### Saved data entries
──────────────────────────────

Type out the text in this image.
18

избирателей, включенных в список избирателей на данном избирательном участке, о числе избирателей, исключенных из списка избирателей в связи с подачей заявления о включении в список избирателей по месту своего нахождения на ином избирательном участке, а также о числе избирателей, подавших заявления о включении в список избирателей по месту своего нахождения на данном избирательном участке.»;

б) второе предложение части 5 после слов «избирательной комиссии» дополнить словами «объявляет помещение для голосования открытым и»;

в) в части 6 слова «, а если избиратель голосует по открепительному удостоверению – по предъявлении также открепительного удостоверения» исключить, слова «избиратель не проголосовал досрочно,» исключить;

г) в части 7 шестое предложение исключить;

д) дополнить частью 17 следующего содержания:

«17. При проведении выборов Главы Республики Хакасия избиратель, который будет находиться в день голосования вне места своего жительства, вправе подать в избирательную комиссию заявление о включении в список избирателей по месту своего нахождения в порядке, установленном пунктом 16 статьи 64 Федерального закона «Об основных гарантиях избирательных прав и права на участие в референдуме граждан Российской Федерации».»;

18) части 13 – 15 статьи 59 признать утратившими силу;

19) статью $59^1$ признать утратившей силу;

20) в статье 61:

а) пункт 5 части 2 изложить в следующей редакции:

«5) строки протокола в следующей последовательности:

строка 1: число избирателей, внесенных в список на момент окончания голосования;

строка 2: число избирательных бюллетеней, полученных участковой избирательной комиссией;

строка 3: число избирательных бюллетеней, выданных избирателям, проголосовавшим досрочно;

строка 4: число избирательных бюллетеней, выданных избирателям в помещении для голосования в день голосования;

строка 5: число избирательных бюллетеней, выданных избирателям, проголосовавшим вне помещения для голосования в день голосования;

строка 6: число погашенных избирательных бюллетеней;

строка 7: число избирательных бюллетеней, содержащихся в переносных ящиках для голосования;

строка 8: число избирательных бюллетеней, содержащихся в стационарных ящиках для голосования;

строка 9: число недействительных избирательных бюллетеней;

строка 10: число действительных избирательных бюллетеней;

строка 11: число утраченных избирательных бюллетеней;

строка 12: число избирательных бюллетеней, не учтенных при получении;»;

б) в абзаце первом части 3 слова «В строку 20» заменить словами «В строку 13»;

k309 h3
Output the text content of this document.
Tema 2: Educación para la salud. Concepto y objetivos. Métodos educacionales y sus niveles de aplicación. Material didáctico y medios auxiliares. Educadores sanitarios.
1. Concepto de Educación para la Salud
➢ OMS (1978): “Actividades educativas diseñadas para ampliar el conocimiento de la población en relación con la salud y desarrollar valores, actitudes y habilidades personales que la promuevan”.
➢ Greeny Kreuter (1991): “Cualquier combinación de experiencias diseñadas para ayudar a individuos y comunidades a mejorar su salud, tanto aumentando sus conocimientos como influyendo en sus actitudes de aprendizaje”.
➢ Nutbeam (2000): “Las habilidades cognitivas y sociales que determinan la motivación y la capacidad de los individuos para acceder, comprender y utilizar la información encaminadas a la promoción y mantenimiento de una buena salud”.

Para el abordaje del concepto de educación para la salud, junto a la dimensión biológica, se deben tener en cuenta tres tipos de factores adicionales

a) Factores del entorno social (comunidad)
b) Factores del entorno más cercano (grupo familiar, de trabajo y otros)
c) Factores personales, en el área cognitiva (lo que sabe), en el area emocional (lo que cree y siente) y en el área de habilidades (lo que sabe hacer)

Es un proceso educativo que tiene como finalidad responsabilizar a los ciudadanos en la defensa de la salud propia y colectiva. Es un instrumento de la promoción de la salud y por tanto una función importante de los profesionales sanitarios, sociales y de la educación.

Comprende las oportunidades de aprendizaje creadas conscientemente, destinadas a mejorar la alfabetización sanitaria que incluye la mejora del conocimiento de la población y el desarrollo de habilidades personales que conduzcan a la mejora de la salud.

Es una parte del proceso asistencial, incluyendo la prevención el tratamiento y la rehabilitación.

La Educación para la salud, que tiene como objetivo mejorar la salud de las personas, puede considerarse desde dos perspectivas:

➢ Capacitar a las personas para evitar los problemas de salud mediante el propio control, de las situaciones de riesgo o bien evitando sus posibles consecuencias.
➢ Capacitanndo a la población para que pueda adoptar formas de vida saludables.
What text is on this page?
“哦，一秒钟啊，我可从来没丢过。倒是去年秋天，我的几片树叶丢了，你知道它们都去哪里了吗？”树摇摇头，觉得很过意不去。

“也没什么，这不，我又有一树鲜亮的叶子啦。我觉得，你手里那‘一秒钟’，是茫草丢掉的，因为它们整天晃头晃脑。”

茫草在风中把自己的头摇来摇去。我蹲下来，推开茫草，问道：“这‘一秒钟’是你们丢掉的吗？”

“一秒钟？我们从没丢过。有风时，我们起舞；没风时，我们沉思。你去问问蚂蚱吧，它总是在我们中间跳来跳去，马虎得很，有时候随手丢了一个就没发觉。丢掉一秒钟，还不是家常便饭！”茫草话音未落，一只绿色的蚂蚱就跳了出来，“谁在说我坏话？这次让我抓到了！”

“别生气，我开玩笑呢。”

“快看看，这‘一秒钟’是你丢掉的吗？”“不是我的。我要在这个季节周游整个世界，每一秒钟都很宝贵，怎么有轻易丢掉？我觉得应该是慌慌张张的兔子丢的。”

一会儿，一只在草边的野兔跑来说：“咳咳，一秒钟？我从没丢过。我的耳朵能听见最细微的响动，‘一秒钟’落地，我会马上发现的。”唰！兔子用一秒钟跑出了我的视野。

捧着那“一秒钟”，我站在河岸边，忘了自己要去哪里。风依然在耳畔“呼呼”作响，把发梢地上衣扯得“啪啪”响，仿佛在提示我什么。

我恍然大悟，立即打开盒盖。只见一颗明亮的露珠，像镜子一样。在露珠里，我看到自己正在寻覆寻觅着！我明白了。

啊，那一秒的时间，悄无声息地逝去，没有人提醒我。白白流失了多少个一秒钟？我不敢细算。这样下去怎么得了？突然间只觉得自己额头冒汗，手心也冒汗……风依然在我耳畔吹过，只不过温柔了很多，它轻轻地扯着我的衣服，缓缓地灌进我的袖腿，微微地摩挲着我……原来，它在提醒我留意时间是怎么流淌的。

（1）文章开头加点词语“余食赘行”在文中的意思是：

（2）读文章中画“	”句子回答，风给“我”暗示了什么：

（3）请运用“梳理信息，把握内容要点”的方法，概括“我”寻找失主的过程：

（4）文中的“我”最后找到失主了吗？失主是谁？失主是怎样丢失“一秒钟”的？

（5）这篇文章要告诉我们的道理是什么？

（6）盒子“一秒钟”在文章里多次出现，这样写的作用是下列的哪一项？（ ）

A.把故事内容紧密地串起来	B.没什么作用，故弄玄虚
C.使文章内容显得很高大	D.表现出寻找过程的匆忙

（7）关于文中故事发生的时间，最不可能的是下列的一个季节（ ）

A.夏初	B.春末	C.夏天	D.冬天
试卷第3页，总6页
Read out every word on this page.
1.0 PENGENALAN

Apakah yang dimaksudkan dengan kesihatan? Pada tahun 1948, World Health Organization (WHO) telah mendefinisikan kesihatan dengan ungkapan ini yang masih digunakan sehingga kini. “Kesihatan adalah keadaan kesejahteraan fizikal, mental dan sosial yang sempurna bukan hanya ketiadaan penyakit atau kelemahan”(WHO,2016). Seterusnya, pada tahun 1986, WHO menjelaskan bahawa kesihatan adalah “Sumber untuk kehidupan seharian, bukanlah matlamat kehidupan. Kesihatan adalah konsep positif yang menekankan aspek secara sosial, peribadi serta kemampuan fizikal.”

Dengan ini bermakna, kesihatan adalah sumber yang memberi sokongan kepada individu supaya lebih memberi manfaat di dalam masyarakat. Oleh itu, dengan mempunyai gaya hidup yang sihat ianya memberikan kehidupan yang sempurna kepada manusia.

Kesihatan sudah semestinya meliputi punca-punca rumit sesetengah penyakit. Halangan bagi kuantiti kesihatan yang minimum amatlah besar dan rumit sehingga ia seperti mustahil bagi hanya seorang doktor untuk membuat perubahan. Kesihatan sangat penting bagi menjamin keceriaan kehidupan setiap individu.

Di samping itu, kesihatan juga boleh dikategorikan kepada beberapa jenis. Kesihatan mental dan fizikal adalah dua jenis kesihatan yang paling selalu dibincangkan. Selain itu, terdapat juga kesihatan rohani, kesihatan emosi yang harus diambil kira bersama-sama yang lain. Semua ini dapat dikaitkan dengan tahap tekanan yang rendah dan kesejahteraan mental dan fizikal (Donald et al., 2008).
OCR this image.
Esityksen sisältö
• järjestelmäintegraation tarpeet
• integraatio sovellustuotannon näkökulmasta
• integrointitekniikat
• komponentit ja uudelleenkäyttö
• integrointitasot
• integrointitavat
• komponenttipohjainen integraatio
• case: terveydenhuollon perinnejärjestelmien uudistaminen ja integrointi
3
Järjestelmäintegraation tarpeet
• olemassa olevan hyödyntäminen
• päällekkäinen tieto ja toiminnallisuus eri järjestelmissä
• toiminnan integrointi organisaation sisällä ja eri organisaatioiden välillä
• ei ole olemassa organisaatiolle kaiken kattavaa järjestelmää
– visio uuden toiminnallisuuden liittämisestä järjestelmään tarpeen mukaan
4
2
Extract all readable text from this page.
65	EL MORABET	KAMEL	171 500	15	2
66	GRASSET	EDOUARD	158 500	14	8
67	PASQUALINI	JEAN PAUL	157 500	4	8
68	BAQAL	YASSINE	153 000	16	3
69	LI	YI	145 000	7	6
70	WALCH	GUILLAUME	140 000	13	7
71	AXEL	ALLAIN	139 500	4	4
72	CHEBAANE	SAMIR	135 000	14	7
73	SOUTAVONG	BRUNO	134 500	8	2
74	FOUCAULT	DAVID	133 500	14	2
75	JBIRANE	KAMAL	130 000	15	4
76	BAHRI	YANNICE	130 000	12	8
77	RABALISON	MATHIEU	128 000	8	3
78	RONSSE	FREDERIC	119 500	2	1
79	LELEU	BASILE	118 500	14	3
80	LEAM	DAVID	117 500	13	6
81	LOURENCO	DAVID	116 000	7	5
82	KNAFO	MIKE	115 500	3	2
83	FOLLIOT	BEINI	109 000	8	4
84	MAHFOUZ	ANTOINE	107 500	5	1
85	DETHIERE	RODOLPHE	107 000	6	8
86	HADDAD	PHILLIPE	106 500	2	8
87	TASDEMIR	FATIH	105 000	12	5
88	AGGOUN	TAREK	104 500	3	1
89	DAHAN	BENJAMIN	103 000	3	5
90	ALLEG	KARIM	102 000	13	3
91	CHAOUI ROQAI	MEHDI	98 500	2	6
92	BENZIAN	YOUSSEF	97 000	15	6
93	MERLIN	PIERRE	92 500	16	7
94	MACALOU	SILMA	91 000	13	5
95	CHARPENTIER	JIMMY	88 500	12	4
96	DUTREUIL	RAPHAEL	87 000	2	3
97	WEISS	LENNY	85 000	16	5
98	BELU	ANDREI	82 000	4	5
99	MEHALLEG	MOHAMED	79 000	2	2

──────────────────────────────

### Task
Using the data above, say how many lines include "словами". No other reply is needed.

### Full output
2